→ **PROBLEM DETAILS**: Skip every picture and copy only the lines from the one containing "Type out the text in this image." to the final line of the records below.

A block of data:
────────────────

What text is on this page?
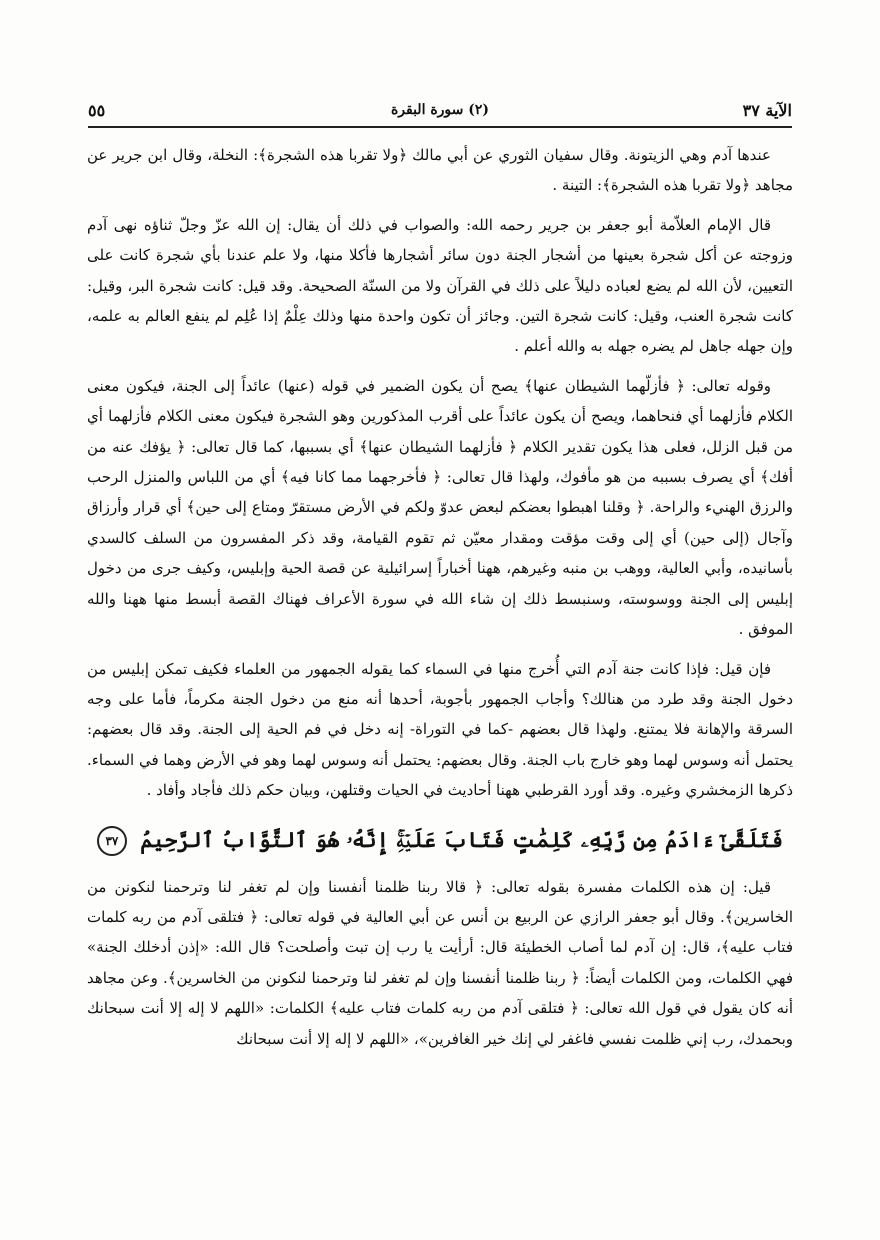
الآية ٣٧
(٢) سورة البقرة
٥٥

عندها آدم وهي الزيتونة. وقال سفيان الثوري عن أبي مالك ﴿ولا تقربا هذه الشجرة﴾: النخلة، وقال ابن جرير عن مجاهد ﴿ولا تقربا هذه الشجرة﴾: التينة .

قال الإمام العلاّمة أبو جعفر بن جرير رحمه الله: والصواب في ذلك أن يقال: إن الله عزّ وجلّ ثناؤه نهى آدم وزوجته عن أكل شجرة بعينها من أشجار الجنة دون سائر أشجارها فأكلا منها، ولا علم عندنا بأي شجرة كانت على التعيين، لأن الله لم يضع لعباده دليلاً على ذلك في القرآن ولا من السنّة الصحيحة. وقد قيل: كانت شجرة البر، وقيل: كانت شجرة العنب، وقيل: كانت شجرة التين. وجائز أن تكون واحدة منها وذلك عِلْمٌ إذا عُلِم لم ينفع العالم به علمه، وإن جهله جاهل لم يضره جهله به والله أعلم .

وقوله تعالى: ﴿ فأزلّهما الشيطان عنها﴾ يصح أن يكون الضمير في قوله (عنها) عائداً إلى الجنة، فيكون معنى الكلام فأزلهما أي فنحاهما، ويصح أن يكون عائداً على أقرب المذكورين وهو الشجرة فيكون معنى الكلام فأزلهما أي من قبل الزلل، فعلى هذا يكون تقدير الكلام ﴿ فأزلهما الشيطان عنها﴾ أي بسببها، كما قال تعالى: ﴿ يؤفك عنه من أفك﴾ أي يصرف بسببه من هو مأفوك، ولهذا قال تعالى: ﴿ فأخرجهما مما كانا فيه﴾ أي من اللباس والمنزل الرحب والرزق الهنيء والراحة. ﴿ وقلنا اهبطوا بعضكم لبعض عدوّ ولكم في الأرض مستقرّ ومتاع إلى حين﴾ أي قرار وأرزاق وآجال (إلى حين) أي إلى وقت مؤقت ومقدار معيّن ثم تقوم القيامة، وقد ذكر المفسرون من السلف كالسدي بأسانيده، وأبي العالية، ووهب بن منبه وغيرهم، ههنا أخباراً إسرائيلية عن قصة الحية وإبليس، وكيف جرى من دخول إبليس إلى الجنة ووسوسته، وسنبسط ذلك إن شاء الله في سورة الأعراف فهناك القصة أبسط منها ههنا والله الموفق .

فإن قيل: فإذا كانت جنة آدم التي أُخرج منها في السماء كما يقوله الجمهور من العلماء فكيف تمكن إبليس من دخول الجنة وقد طرد من هنالك؟ وأجاب الجمهور بأجوبة، أحدها أنه منع من دخول الجنة مكرماً، فأما على وجه السرقة والإهانة فلا يمتنع. ولهذا قال بعضهم -كما في التوراة- إنه دخل في فم الحية إلى الجنة. وقد قال بعضهم: يحتمل أنه وسوس لهما وهو خارج باب الجنة. وقال بعضهم: يحتمل أنه وسوس لهما وهو في الأرض وهما في السماء. ذكرها الزمخشري وغيره. وقد أورد القرطبي ههنا أحاديث في الحيات وقتلهن، وبيان حكم ذلك فأجاد وأفاد .

فَتَلَقَّىٰٓ ءَادَمُ مِن رَّبِّهِۦ كَلِمَٰتٍ فَتَابَ عَلَيۡهِۚ إِنَّهُۥ هُوَ ٱلتَّوَّابُ ٱلرَّحِيمُ ٣٧

قيل: إن هذه الكلمات مفسرة بقوله تعالى: ﴿ قالا ربنا ظلمنا أنفسنا وإن لم تغفر لنا وترحمنا لنكونن من الخاسرين﴾. وقال أبو جعفر الرازي عن الربيع بن أنس عن أبي العالية في قوله تعالى: ﴿ فتلقى آدم من ربه كلمات فتاب عليه﴾، قال: إن آدم لما أصاب الخطيئة قال: أرأيت يا رب إن تبت وأصلحت؟ قال الله: «إذن أدخلك الجنة» فهي الكلمات، ومن الكلمات أيضاً: ﴿ ربنا ظلمنا أنفسنا وإن لم تغفر لنا وترحمنا لنكونن من الخاسرين﴾. وعن مجاهد أنه كان يقول في قول الله تعالى: ﴿ فتلقى آدم من ربه كلمات فتاب عليه﴾ الكلمات: «اللهم لا إله إلا أنت سبحانك وبحمدك، رب إني ظلمت نفسي فاغفر لي إنك خير الغافرين»، «اللهم لا إله إلا أنت سبحانك
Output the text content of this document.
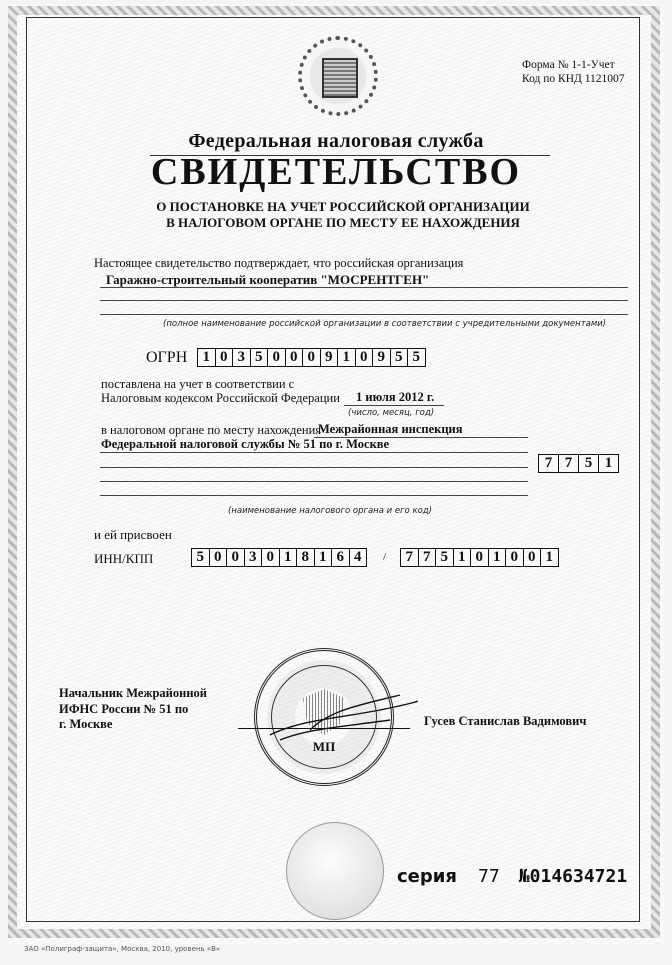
Форма № 1-1-Учет
Код по КНД 1121007
Федеральная налоговая служба
СВИДЕТЕЛЬСТВО
О ПОСТАНОВКЕ НА УЧЕТ РОССИЙСКОЙ ОРГАНИЗАЦИИ
В НАЛОГОВОМ ОРГАНЕ ПО МЕСТУ ЕЕ НАХОЖДЕНИЯ
Настоящее свидетельство подтверждает, что российская организация
Гаражно-строительный кооператив "МОСРЕНТГЕН"
(полное наименование российской организации в соответствии с учредительными документами)
ОГРН	1 0 3 5 0 0 0 9 1 0 9 5 5
поставлена на учет в соответствии с
Налоговым кодексом Российской Федерации 1 июля 2012 г.
(число, месяц, год)
в налоговом органе по месту нахождения
Межрайонная инспекция
Федеральной налоговой службы № 51 по г. Москве
7 7 5 1
(наименование налогового органа и его код)
и ей присвоен
ИНН/КПП	5 0 0 3 0 1 8 1 6 4	/	7 7 5 1 0 1 0 0 1
Начальник Межрайонной
ИФНС России № 51 по
г. Москве
МП
Гусев Станислав Вадимович
серия 77 №014634721
ЗАО «Полиграф-защита», Москва, 2010, уровень «В»
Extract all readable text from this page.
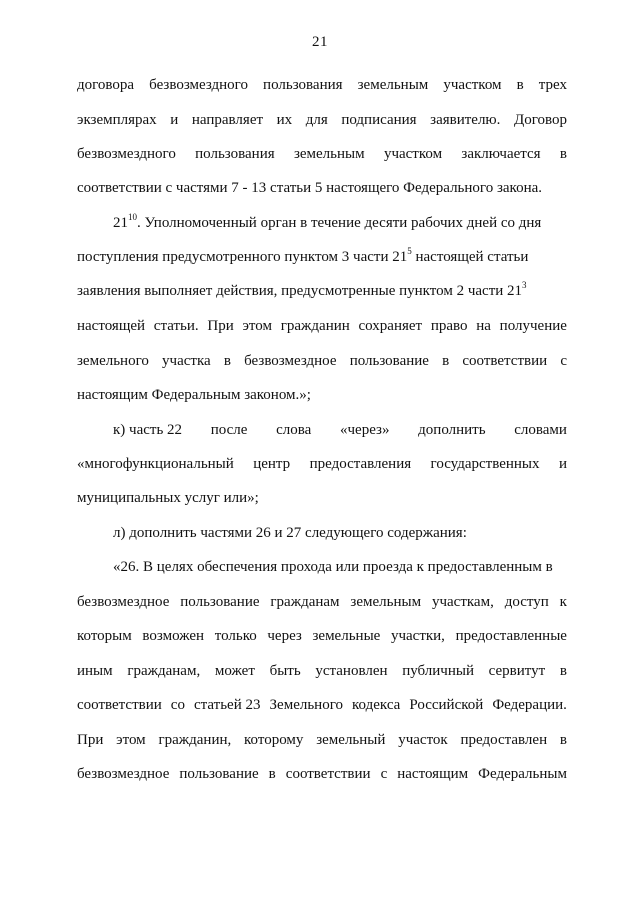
21
договора безвозмездного пользования земельным участком в трех
экземплярах и направляет их для подписания заявителю. Договор
безвозмездного пользования земельным участком заключается в
соответствии с частями 7 - 13 статьи 5 настоящего Федерального закона.
$21^{10}$. Уполномоченный орган в течение десяти рабочих дней со дня
поступления предусмотренного пунктом 3 части $21^5$ настоящей статьи
заявления выполняет действия, предусмотренные пунктом 2 части $21^3$
настоящей статьи. При этом гражданин сохраняет право на получение
земельного участка в безвозмездное пользование в соответствии с
настоящим Федеральным законом.»;
к) часть 22 после слова «через» дополнить словами
«многофункциональный центр предоставления государственных и
муниципальных услуг или»;
л) дополнить частями 26 и 27 следующего содержания:
«26. В целях обеспечения прохода или проезда к предоставленным в
безвозмездное пользование гражданам земельным участкам, доступ к
которым возможен только через земельные участки, предоставленные
иным гражданам, может быть установлен публичный сервитут в
соответствии со статьей 23 Земельного кодекса Российской Федерации.
При этом гражданин, которому земельный участок предоставлен в
безвозмездное пользование в соответствии с настоящим Федеральным
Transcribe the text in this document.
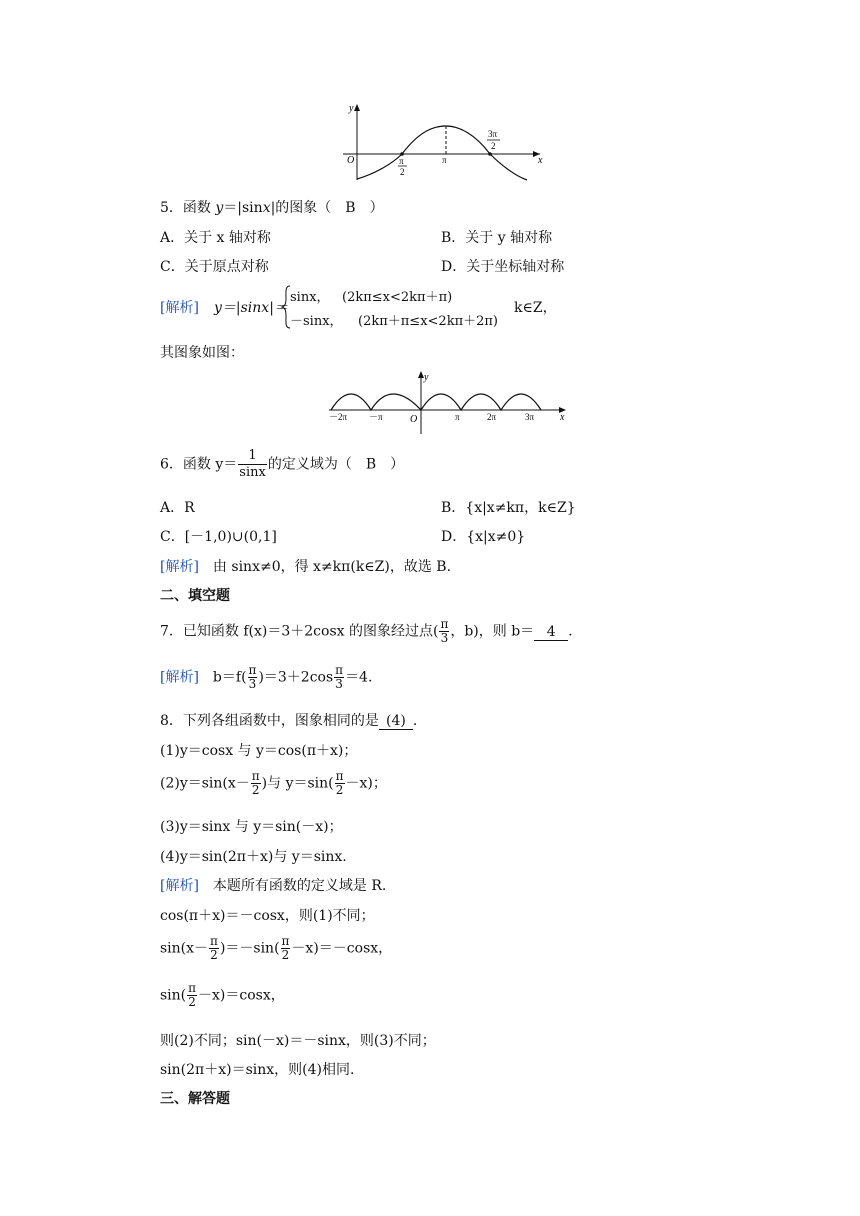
y
O	x
π
2
π
3π
2
5．函数 y＝|sinx|的图象（　B　）
A．关于 x 轴对称	B．关于 y 轴对称
C．关于原点对称	D．关于坐标轴对称
[解析] y＝|sinx|＝
sinx， (2kπ≤x<2kπ＋π)
－sinx， (2kπ＋π≤x<2kπ＋2π)
k∈Z，
其图象如图：
y
x
O
－2π －π	π	2π	3π
6．函数 $y= \frac{1}{\sin x}$ 的定义域为（　B　）
A．R	B．{x|x≠kπ，k∈Z}
C．[－1,0)∪(0,1]	D．{x|x≠0}
[解析]　由 sinx≠0，得 x≠kπ(k∈Z)，故选 B.
二、填空题
7．已知函数 f(x)＝3＋2cosx 的图象经过点( $\frac{\pi}{3}$ ，b)，则 b＝ 4 .
[解析]　$b=f( \frac{\pi}{3} )=3+2\cos \frac{\pi}{3} =4$.
8．下列各组函数中，图象相同的是 (4) .
(1)y＝cosx 与 y＝cos(π＋x)；
$(2)y=\sin(x- \frac{\pi}{2}$ )与 $y=\sin( \frac{\pi}{2} -x)$；
(3)y＝sinx 与 y＝sin(－x)；
(4)y＝sin(2π＋x)与 y＝sinx.
[解析]　本题所有函数的定义域是 R.
cos(π＋x)＝－cosx，则(1)不同；
$\sin(x- \frac{\pi}{2} )=-\sin( \frac{\pi}{2} -x)=-\cos x$，
$\sin( \frac{\pi}{2} -x)=\cos x$，
则(2)不同；sin(－x)＝－sinx，则(3)不同；
sin(2π＋x)＝sinx，则(4)相同.
三、解答题
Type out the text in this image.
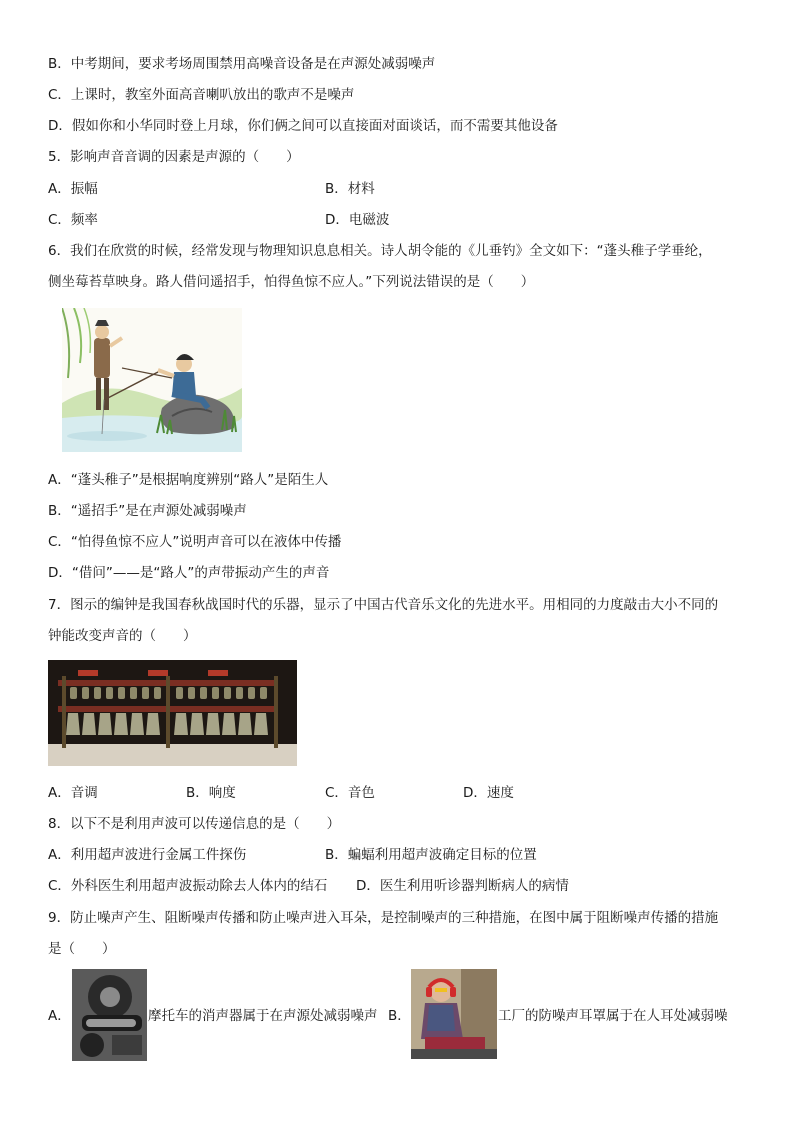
B．中考期间，要求考场周围禁用高噪音设备是在声源处减弱噪声
C．上课时，教室外面高音喇叭放出的歌声不是噪声
D．假如你和小华同时登上月球，你们俩之间可以直接面对面谈话，而不需要其他设备
5．影响声音音调的因素是声源的（　　）
A．振幅	B．材料
C．频率	D．电磁波
6．我们在欣赏的时候，经常发现与物理知识息息相关。诗人胡令能的《儿垂钓》全文如下：“蓬头稚子学垂纶，
侧坐莓苔草映身。路人借问遥招手，怕得鱼惊不应人。”下列说法错误的是（　　）
A．“蓬头稚子”是根据响度辨别“路人”是陌生人
B．“遥招手”是在声源处减弱噪声
C．“怕得鱼惊不应人”说明声音可以在液体中传播
D．“借问”——是“路人”的声带振动产生的声音
7．图示的编钟是我国春秋战国时代的乐器，显示了中国古代音乐文化的先进水平。用相同的力度敲击大小不同的
钟能改变声音的（　　）
A．音调	B．响度	C．音色	D．速度
8．以下不是利用声波可以传递信息的是（　　）
A．利用超声波进行金属工件探伤	B．蝙蝠利用超声波确定目标的位置
C．外科医生利用超声波振动除去人体内的结石 D．医生利用听诊器判断病人的病情
9．防止噪声产生、阻断噪声传播和防止噪声进入耳朵，是控制噪声的三种措施，在图中属于阻断噪声传播的措施
是（　　）
A．	摩托车的消声器属于在声源处减弱噪声 B．	工厂的防噪声耳罩属于在人耳处减弱噪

────────────────

→ **WRITTEN RESPONSE**:
Type out the text in this image.
B．中考期间，要求考场周围禁用高噪音设备是在声源处减弱噪声
C．上课时，教室外面高音喇叭放出的歌声不是噪声
D．假如你和小华同时登上月球，你们俩之间可以直接面对面谈话，而不需要其他设备
5．影响声音音调的因素是声源的（　　）
A．振幅	B．材料
C．频率	D．电磁波
6．我们在欣赏的时候，经常发现与物理知识息息相关。诗人胡令能的《儿垂钓》全文如下：“蓬头稚子学垂纶，
侧坐莓苔草映身。路人借问遥招手，怕得鱼惊不应人。”下列说法错误的是（　　）
A．“蓬头稚子”是根据响度辨别“路人”是陌生人
B．“遥招手”是在声源处减弱噪声
C．“怕得鱼惊不应人”说明声音可以在液体中传播
D．“借问”——是“路人”的声带振动产生的声音
7．图示的编钟是我国春秋战国时代的乐器，显示了中国古代音乐文化的先进水平。用相同的力度敲击大小不同的
钟能改变声音的（　　）
A．音调	B．响度	C．音色	D．速度
8．以下不是利用声波可以传递信息的是（　　）
A．利用超声波进行金属工件探伤	B．蝙蝠利用超声波确定目标的位置
C．外科医生利用超声波振动除去人体内的结石 D．医生利用听诊器判断病人的病情
9．防止噪声产生、阻断噪声传播和防止噪声进入耳朵，是控制噪声的三种措施，在图中属于阻断噪声传播的措施
是（　　）
A．	摩托车的消声器属于在声源处减弱噪声 B．	工厂的防噪声耳罩属于在人耳处减弱噪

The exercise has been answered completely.